* [Recorded data]
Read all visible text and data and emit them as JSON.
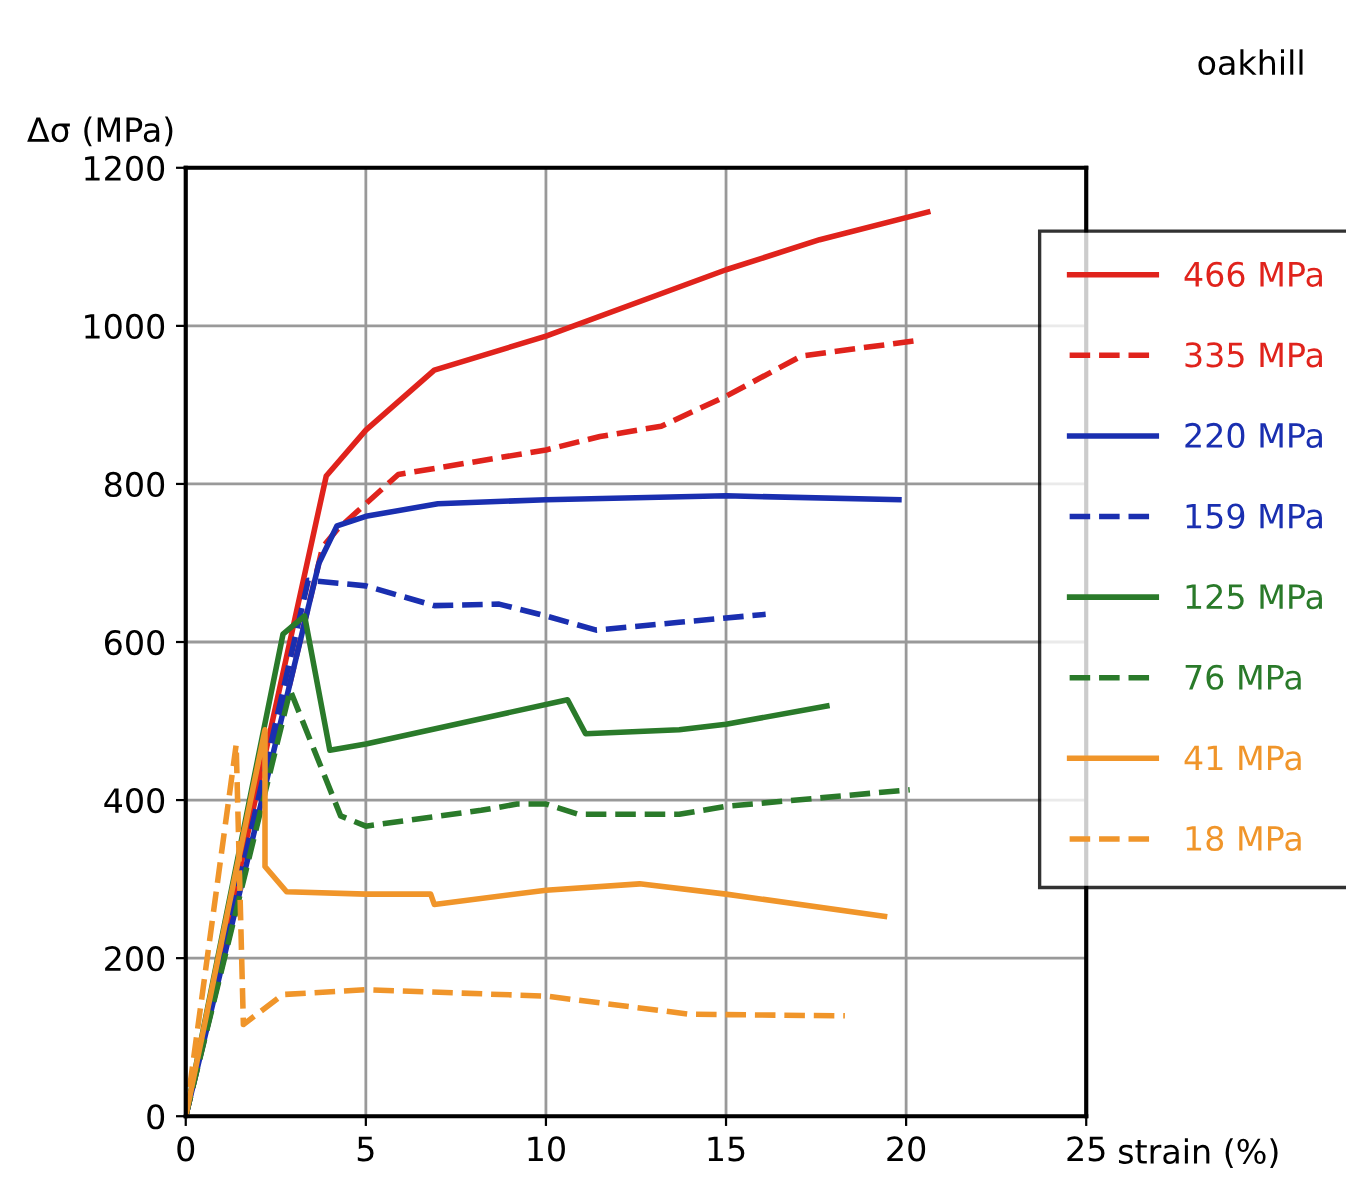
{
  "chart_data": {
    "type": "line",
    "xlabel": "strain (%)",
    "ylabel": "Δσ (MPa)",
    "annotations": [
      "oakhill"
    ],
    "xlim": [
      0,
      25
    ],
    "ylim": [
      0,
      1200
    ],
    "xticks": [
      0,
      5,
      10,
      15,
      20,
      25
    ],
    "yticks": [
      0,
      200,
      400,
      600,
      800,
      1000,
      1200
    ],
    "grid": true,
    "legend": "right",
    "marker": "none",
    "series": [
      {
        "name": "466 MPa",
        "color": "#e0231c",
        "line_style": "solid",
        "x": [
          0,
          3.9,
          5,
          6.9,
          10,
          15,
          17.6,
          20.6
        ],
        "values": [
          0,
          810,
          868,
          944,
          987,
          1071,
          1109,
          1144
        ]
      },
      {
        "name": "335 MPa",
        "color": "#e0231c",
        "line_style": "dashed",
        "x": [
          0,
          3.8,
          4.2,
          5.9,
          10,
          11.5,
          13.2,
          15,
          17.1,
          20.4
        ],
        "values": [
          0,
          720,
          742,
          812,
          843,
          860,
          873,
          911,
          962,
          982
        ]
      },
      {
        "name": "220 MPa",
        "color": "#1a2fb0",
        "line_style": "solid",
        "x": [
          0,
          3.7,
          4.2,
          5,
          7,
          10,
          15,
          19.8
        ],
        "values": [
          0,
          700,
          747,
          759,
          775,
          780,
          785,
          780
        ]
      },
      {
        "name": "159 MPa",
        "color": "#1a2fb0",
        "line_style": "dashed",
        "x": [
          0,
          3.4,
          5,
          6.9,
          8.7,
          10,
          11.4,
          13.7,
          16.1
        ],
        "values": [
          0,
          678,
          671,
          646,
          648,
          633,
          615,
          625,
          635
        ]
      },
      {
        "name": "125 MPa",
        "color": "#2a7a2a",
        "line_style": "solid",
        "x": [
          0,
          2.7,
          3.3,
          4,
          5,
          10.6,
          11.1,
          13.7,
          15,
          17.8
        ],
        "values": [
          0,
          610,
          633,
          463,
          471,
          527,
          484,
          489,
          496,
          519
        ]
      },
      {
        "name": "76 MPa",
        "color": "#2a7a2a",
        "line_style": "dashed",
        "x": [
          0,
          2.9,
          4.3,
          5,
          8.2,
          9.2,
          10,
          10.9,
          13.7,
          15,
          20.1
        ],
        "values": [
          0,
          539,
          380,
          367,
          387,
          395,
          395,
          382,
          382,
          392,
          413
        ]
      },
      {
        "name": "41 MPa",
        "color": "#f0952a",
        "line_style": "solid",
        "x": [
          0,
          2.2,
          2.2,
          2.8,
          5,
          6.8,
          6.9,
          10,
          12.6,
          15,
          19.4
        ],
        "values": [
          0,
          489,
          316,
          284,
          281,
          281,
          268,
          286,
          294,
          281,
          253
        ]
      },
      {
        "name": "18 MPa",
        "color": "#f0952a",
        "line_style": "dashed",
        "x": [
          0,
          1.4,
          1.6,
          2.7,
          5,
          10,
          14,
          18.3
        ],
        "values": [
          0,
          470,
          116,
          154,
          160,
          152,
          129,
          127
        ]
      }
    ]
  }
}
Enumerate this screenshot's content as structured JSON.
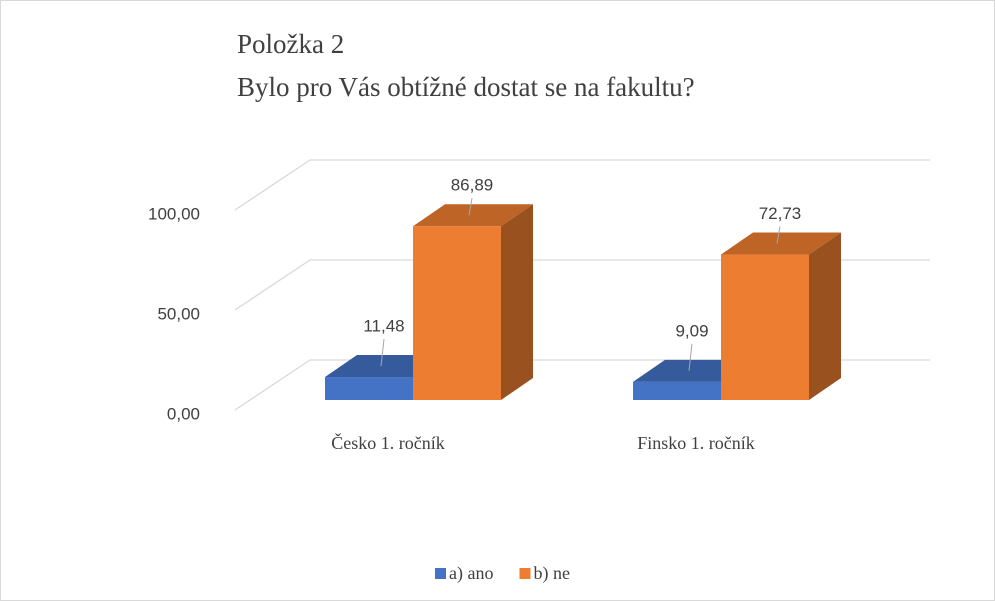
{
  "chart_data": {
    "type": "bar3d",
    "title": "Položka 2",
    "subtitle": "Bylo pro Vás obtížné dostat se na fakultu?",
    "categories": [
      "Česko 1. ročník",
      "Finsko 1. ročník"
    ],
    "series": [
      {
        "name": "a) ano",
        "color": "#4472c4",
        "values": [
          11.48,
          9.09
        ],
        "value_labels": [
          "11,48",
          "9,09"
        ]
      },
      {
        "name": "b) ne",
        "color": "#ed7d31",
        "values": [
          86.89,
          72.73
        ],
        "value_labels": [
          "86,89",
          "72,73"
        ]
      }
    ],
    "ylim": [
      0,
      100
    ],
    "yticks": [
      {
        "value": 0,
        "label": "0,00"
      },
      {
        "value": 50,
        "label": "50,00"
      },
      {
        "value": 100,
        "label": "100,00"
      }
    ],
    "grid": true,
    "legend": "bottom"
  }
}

* [Work to be completed]
Quote the records above exactly, leaving out any pictures.

* [Response]
Read all visible text and data and emit them as JSON.
{
  "chart_data": {
    "type": "line",
    "xlabel": "strain (%)",
    "ylabel": "Δσ (MPa)",
    "annotations": [
      "oakhill"
    ],
    "xlim": [
      0,
      25
    ],
    "ylim": [
      0,
      1200
    ],
    "xticks": [
      0,
      5,
      10,
      15,
      20,
      25
    ],
    "yticks": [
      0,
      200,
      400,
      600,
      800,
      1000,
      1200
    ],
    "grid": true,
    "legend": "right",
    "marker": "none",
    "series": [
      {
        "name": "466 MPa",
        "color": "#e0231c",
        "line_style": "solid",
        "x": [
          0,
          3.9,
          5,
          6.9,
          10,
          15,
          17.6,
          20.6
        ],
        "values": [
          0,
          810,
          868,
          944,
          987,
          1071,
          1109,
          1144
        ]
      },
      {
        "name": "335 MPa",
        "color": "#e0231c",
        "line_style": "dashed",
        "x": [
          0,
          3.8,
          4.2,
          5.9,
          10,
          11.5,
          13.2,
          15,
          17.1,
          20.4
        ],
        "values": [
          0,
          720,
          742,
          812,
          843,
          860,
          873,
          911,
          962,
          982
        ]
      },
      {
        "name": "220 MPa",
        "color": "#1a2fb0",
        "line_style": "solid",
        "x": [
          0,
          3.7,
          4.2,
          5,
          7,
          10,
          15,
          19.8
        ],
        "values": [
          0,
          700,
          747,
          759,
          775,
          780,
          785,
          780
        ]
      },
      {
        "name": "159 MPa",
        "color": "#1a2fb0",
        "line_style": "dashed",
        "x": [
          0,
          3.4,
          5,
          6.9,
          8.7,
          10,
          11.4,
          13.7,
          16.1
        ],
        "values": [
          0,
          678,
          671,
          646,
          648,
          633,
          615,
          625,
          635
        ]
      },
      {
        "name": "125 MPa",
        "color": "#2a7a2a",
        "line_style": "solid",
        "x": [
          0,
          2.7,
          3.3,
          4,
          5,
          10.6,
          11.1,
          13.7,
          15,
          17.8
        ],
        "values": [
          0,
          610,
          633,
          463,
          471,
          527,
          484,
          489,
          496,
          519
        ]
      },
      {
        "name": "76 MPa",
        "color": "#2a7a2a",
        "line_style": "dashed",
        "x": [
          0,
          2.9,
          4.3,
          5,
          8.2,
          9.2,
          10,
          10.9,
          13.7,
          15,
          20.1
        ],
        "values": [
          0,
          539,
          380,
          367,
          387,
          395,
          395,
          382,
          382,
          392,
          413
        ]
      },
      {
        "name": "41 MPa",
        "color": "#f0952a",
        "line_style": "solid",
        "x": [
          0,
          2.2,
          2.2,
          2.8,
          5,
          6.8,
          6.9,
          10,
          12.6,
          15,
          19.4
        ],
        "values": [
          0,
          489,
          316,
          284,
          281,
          281,
          268,
          286,
          294,
          281,
          253
        ]
      },
      {
        "name": "18 MPa",
        "color": "#f0952a",
        "line_style": "dashed",
        "x": [
          0,
          1.4,
          1.6,
          2.7,
          5,
          10,
          14,
          18.3
        ],
        "values": [
          0,
          470,
          116,
          154,
          160,
          152,
          129,
          127
        ]
      }
    ]
  }
}
Enumerate this screenshot's content as structured JSON.
{
  "chart_data": {
    "type": "bar3d",
    "title": "Položka 2",
    "subtitle": "Bylo pro Vás obtížné dostat se na fakultu?",
    "categories": [
      "Česko 1. ročník",
      "Finsko 1. ročník"
    ],
    "series": [
      {
        "name": "a) ano",
        "color": "#4472c4",
        "values": [
          11.48,
          9.09
        ],
        "value_labels": [
          "11,48",
          "9,09"
        ]
      },
      {
        "name": "b) ne",
        "color": "#ed7d31",
        "values": [
          86.89,
          72.73
        ],
        "value_labels": [
          "86,89",
          "72,73"
        ]
      }
    ],
    "ylim": [
      0,
      100
    ],
    "yticks": [
      {
        "value": 0,
        "label": "0,00"
      },
      {
        "value": 50,
        "label": "50,00"
      },
      {
        "value": 100,
        "label": "100,00"
      }
    ],
    "grid": true,
    "legend": "bottom"
  }
}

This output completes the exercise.